BEGIN RAW DATA

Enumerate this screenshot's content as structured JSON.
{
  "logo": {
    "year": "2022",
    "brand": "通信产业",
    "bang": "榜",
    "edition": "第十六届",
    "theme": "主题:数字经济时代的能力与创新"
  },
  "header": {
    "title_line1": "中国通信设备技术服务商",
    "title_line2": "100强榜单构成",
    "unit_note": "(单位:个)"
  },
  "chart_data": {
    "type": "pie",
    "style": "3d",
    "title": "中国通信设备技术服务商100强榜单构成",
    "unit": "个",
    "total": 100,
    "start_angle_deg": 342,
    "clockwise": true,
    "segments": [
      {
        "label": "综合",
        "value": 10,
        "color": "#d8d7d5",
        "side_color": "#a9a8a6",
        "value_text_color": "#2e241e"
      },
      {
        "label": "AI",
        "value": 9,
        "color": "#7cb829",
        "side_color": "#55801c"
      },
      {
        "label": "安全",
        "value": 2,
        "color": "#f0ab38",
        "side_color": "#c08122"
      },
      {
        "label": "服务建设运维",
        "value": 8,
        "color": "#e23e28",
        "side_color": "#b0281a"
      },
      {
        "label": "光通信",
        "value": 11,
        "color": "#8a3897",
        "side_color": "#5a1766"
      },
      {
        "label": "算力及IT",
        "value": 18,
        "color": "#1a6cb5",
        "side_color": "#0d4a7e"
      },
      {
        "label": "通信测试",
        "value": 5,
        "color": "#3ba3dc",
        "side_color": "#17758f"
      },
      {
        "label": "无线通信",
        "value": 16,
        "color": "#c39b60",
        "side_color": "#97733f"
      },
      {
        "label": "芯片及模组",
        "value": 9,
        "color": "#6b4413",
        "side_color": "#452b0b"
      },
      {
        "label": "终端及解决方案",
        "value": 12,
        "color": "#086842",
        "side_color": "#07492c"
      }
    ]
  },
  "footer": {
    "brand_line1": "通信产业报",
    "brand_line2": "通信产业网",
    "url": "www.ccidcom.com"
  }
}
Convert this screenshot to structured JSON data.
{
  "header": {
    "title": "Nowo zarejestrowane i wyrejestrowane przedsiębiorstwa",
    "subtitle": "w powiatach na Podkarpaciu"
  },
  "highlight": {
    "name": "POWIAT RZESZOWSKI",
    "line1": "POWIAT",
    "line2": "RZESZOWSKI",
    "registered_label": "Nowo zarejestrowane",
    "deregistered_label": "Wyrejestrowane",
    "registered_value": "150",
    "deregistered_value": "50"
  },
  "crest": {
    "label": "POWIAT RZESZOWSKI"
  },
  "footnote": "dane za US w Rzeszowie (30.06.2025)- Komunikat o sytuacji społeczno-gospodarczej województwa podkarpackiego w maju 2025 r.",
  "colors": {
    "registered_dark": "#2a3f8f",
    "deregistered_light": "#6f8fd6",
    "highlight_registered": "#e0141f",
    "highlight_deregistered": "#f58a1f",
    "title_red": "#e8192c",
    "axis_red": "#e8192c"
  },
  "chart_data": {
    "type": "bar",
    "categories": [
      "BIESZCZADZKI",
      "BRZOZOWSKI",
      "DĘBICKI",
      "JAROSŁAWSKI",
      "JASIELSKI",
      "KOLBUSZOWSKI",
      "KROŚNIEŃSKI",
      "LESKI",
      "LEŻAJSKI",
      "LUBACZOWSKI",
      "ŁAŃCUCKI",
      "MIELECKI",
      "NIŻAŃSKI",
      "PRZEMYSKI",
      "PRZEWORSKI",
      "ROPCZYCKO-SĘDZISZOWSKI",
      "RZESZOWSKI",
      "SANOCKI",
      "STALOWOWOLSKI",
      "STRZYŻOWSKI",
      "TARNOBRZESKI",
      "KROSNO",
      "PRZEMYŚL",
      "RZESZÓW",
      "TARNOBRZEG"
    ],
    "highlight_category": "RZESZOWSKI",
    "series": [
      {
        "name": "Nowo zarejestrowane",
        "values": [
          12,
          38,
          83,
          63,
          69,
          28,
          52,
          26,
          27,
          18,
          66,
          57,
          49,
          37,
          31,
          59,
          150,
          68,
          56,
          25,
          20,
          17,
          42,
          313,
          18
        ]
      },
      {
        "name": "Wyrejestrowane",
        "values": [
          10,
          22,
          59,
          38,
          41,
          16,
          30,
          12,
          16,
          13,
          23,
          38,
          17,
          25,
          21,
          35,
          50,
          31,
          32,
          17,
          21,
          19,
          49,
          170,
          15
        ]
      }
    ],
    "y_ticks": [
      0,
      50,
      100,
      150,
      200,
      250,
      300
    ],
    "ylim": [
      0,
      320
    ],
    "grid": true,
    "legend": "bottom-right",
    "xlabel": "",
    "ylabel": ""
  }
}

END RAW DATA

• TO BE DONE:
All of the entries above need to be reproduced exactly.

• TASK RESPONSE:
Enumerate this screenshot's content as structured JSON.
{
  "logo": {
    "year": "2022",
    "brand": "通信产业",
    "bang": "榜",
    "edition": "第十六届",
    "theme": "主题:数字经济时代的能力与创新"
  },
  "header": {
    "title_line1": "中国通信设备技术服务商",
    "title_line2": "100强榜单构成",
    "unit_note": "(单位:个)"
  },
  "chart_data": {
    "type": "pie",
    "style": "3d",
    "title": "中国通信设备技术服务商100强榜单构成",
    "unit": "个",
    "total": 100,
    "start_angle_deg": 342,
    "clockwise": true,
    "segments": [
      {
        "label": "综合",
        "value": 10,
        "color": "#d8d7d5",
        "side_color": "#a9a8a6",
        "value_text_color": "#2e241e"
      },
      {
        "label": "AI",
        "value": 9,
        "color": "#7cb829",
        "side_color": "#55801c"
      },
      {
        "label": "安全",
        "value": 2,
        "color": "#f0ab38",
        "side_color": "#c08122"
      },
      {
        "label": "服务建设运维",
        "value": 8,
        "color": "#e23e28",
        "side_color": "#b0281a"
      },
      {
        "label": "光通信",
        "value": 11,
        "color": "#8a3897",
        "side_color": "#5a1766"
      },
      {
        "label": "算力及IT",
        "value": 18,
        "color": "#1a6cb5",
        "side_color": "#0d4a7e"
      },
      {
        "label": "通信测试",
        "value": 5,
        "color": "#3ba3dc",
        "side_color": "#17758f"
      },
      {
        "label": "无线通信",
        "value": 16,
        "color": "#c39b60",
        "side_color": "#97733f"
      },
      {
        "label": "芯片及模组",
        "value": 9,
        "color": "#6b4413",
        "side_color": "#452b0b"
      },
      {
        "label": "终端及解决方案",
        "value": 12,
        "color": "#086842",
        "side_color": "#07492c"
      }
    ]
  },
  "footer": {
    "brand_line1": "通信产业报",
    "brand_line2": "通信产业网",
    "url": "www.ccidcom.com"
  }
}
Convert this screenshot to structured JSON data.
{
  "header": {
    "title": "Nowo zarejestrowane i wyrejestrowane przedsiębiorstwa",
    "subtitle": "w powiatach na Podkarpaciu"
  },
  "highlight": {
    "name": "POWIAT RZESZOWSKI",
    "line1": "POWIAT",
    "line2": "RZESZOWSKI",
    "registered_label": "Nowo zarejestrowane",
    "deregistered_label": "Wyrejestrowane",
    "registered_value": "150",
    "deregistered_value": "50"
  },
  "crest": {
    "label": "POWIAT RZESZOWSKI"
  },
  "footnote": "dane za US w Rzeszowie (30.06.2025)- Komunikat o sytuacji społeczno-gospodarczej województwa podkarpackiego w maju 2025 r.",
  "colors": {
    "registered_dark": "#2a3f8f",
    "deregistered_light": "#6f8fd6",
    "highlight_registered": "#e0141f",
    "highlight_deregistered": "#f58a1f",
    "title_red": "#e8192c",
    "axis_red": "#e8192c"
  },
  "chart_data": {
    "type": "bar",
    "categories": [
      "BIESZCZADZKI",
      "BRZOZOWSKI",
      "DĘBICKI",
      "JAROSŁAWSKI",
      "JASIELSKI",
      "KOLBUSZOWSKI",
      "KROŚNIEŃSKI",
      "LESKI",
      "LEŻAJSKI",
      "LUBACZOWSKI",
      "ŁAŃCUCKI",
      "MIELECKI",
      "NIŻAŃSKI",
      "PRZEMYSKI",
      "PRZEWORSKI",
      "ROPCZYCKO-SĘDZISZOWSKI",
      "RZESZOWSKI",
      "SANOCKI",
      "STALOWOWOLSKI",
      "STRZYŻOWSKI",
      "TARNOBRZESKI",
      "KROSNO",
      "PRZEMYŚL",
      "RZESZÓW",
      "TARNOBRZEG"
    ],
    "highlight_category": "RZESZOWSKI",
    "series": [
      {
        "name": "Nowo zarejestrowane",
        "values": [
          12,
          38,
          83,
          63,
          69,
          28,
          52,
          26,
          27,
          18,
          66,
          57,
          49,
          37,
          31,
          59,
          150,
          68,
          56,
          25,
          20,
          17,
          42,
          313,
          18
        ]
      },
      {
        "name": "Wyrejestrowane",
        "values": [
          10,
          22,
          59,
          38,
          41,
          16,
          30,
          12,
          16,
          13,
          23,
          38,
          17,
          25,
          21,
          35,
          50,
          31,
          32,
          17,
          21,
          19,
          49,
          170,
          15
        ]
      }
    ],
    "y_ticks": [
      0,
      50,
      100,
      150,
      200,
      250,
      300
    ],
    "ylim": [
      0,
      320
    ],
    "grid": true,
    "legend": "bottom-right",
    "xlabel": "",
    "ylabel": ""
  }
}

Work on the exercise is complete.